## Aim:
Restate the whole of the material. Keep every word, and drop the pictures.

* START *

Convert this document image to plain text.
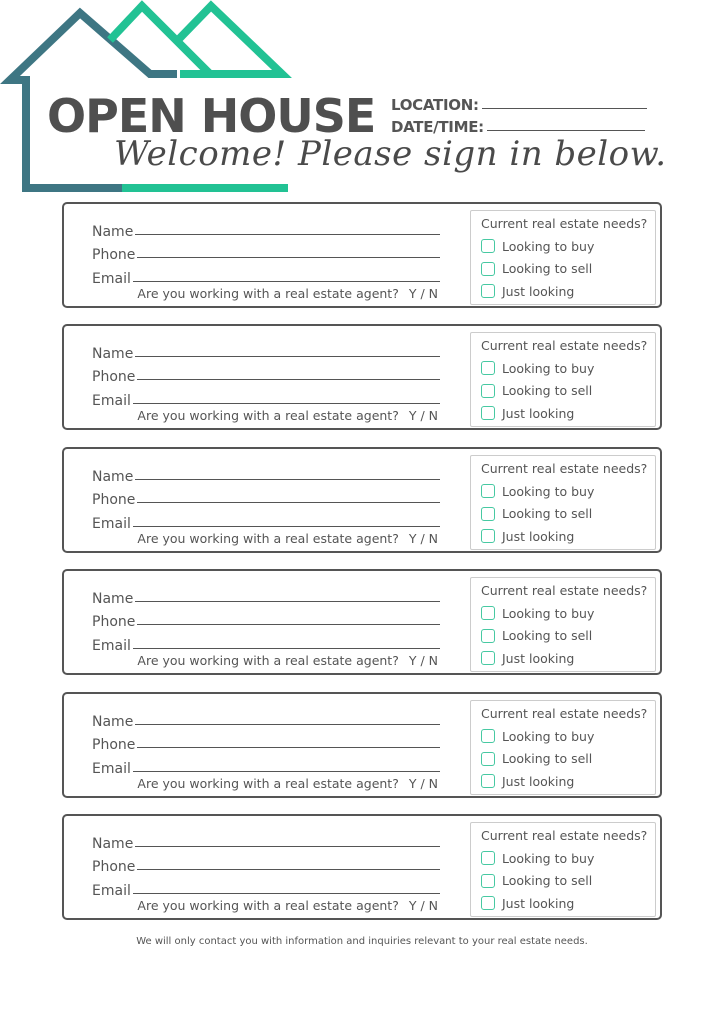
OPEN HOUSE LOCATION:
DATE/TIME:
Welcome! Please sign in below.
Name
Phone
Email
Are you working with a real estate agent? Y / N
Current real estate needs?
Looking to buy
Looking to sell
Just looking
Name
Phone
Email
Are you working with a real estate agent? Y / N
Current real estate needs?
Looking to buy
Looking to sell
Just looking
Name
Phone
Email
Are you working with a real estate agent? Y / N
Current real estate needs?
Looking to buy
Looking to sell
Just looking
Name
Phone
Email
Are you working with a real estate agent? Y / N
Current real estate needs?
Looking to buy
Looking to sell
Just looking
Name
Phone
Email
Are you working with a real estate agent? Y / N
Current real estate needs?
Looking to buy
Looking to sell
Just looking
Name
Phone
Email
Are you working with a real estate agent? Y / N
Current real estate needs?
Looking to buy
Looking to sell
Just looking
We will only contact you with information and inquiries relevant to your real estate needs.
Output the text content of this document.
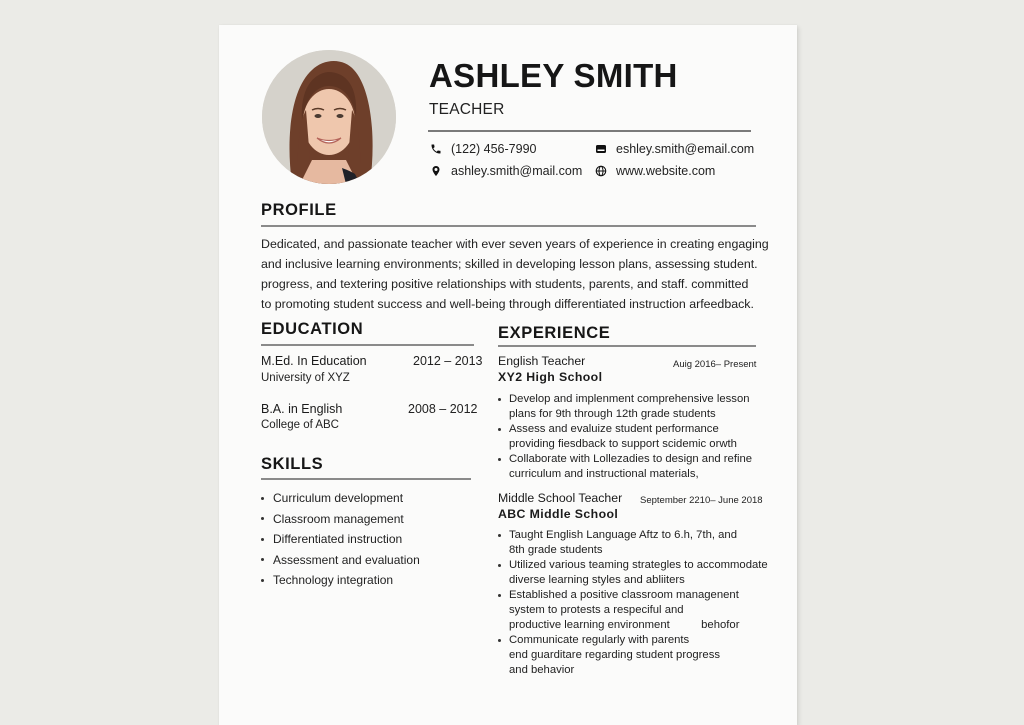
ASHLEY SMITH
TEACHER
(122) 456-7990	eshley.smith@email.com
ashley.smith@mail.com	www.website.com
PROFILE
Dedicated, and passionate teacher with ever seven years of experience in creating engaging
and inclusive learning environments; skilled in developing lesson plans, assessing student.
progress, and textering positive relationships with students, parents, and staff. committed
to promoting student success and well-being through differentiated instruction arfeedback.
EDUCATION
M.Ed. In Education	2012 – 2013
University of XYZ
B.A. in English	2008 – 2012
College of ABC
SKILLS
Curriculum development
Classroom management
Differentiated instruction
Assessment and evaluation
Technology integration
EXPERIENCE
English Teacher	Auig 2016– Present
XY2 High School
Develop and implenment comprehensive lesson
plans for 9th through 12th grade students
Assess and evaluize student performance
providing fiesdback to support scidemic orwth
Collaborate with Lollezadies to design and refine
curriculum and instructional materials,
Middle School Teacher September 2210– June 2018
ABC Middle School
Taught English Language Aftz to 6.h, 7th, and
8th grade students
Utilized various teaming strategles to accommodate
diverse learning styles and abliiters
Established a positive classroom managenent
system to protests a respeciful and
productive learning environment          behofor
Communicate regularly with parents
end guarditare regarding student progress
and behavior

* END *

## Correct response:
Convert this document image to plain text.
OPEN HOUSE LOCATION:
DATE/TIME:
Welcome! Please sign in below.
Name
Phone
Email
Are you working with a real estate agent? Y / N
Current real estate needs?
Looking to buy
Looking to sell
Just looking
Name
Phone
Email
Are you working with a real estate agent? Y / N
Current real estate needs?
Looking to buy
Looking to sell
Just looking
Name
Phone
Email
Are you working with a real estate agent? Y / N
Current real estate needs?
Looking to buy
Looking to sell
Just looking
Name
Phone
Email
Are you working with a real estate agent? Y / N
Current real estate needs?
Looking to buy
Looking to sell
Just looking
Name
Phone
Email
Are you working with a real estate agent? Y / N
Current real estate needs?
Looking to buy
Looking to sell
Just looking
Name
Phone
Email
Are you working with a real estate agent? Y / N
Current real estate needs?
Looking to buy
Looking to sell
Just looking
We will only contact you with information and inquiries relevant to your real estate needs.
Output the text content of this document.
ASHLEY SMITH
TEACHER
(122) 456-7990	eshley.smith@email.com
ashley.smith@mail.com	www.website.com
PROFILE
Dedicated, and passionate teacher with ever seven years of experience in creating engaging
and inclusive learning environments; skilled in developing lesson plans, assessing student.
progress, and textering positive relationships with students, parents, and staff. committed
to promoting student success and well-being through differentiated instruction arfeedback.
EDUCATION
M.Ed. In Education	2012 – 2013
University of XYZ
B.A. in English	2008 – 2012
College of ABC
SKILLS
Curriculum development
Classroom management
Differentiated instruction
Assessment and evaluation
Technology integration
EXPERIENCE
English Teacher	Auig 2016– Present
XY2 High School
Develop and implenment comprehensive lesson
plans for 9th through 12th grade students
Assess and evaluize student performance
providing fiesdback to support scidemic orwth
Collaborate with Lollezadies to design and refine
curriculum and instructional materials,
Middle School Teacher September 2210– June 2018
ABC Middle School
Taught English Language Aftz to 6.h, 7th, and
8th grade students
Utilized various teaming strategles to accommodate
diverse learning styles and abliiters
Established a positive classroom managenent
system to protests a respeciful and
productive learning environment          behofor
Communicate regularly with parents
end guarditare regarding student progress
and behavior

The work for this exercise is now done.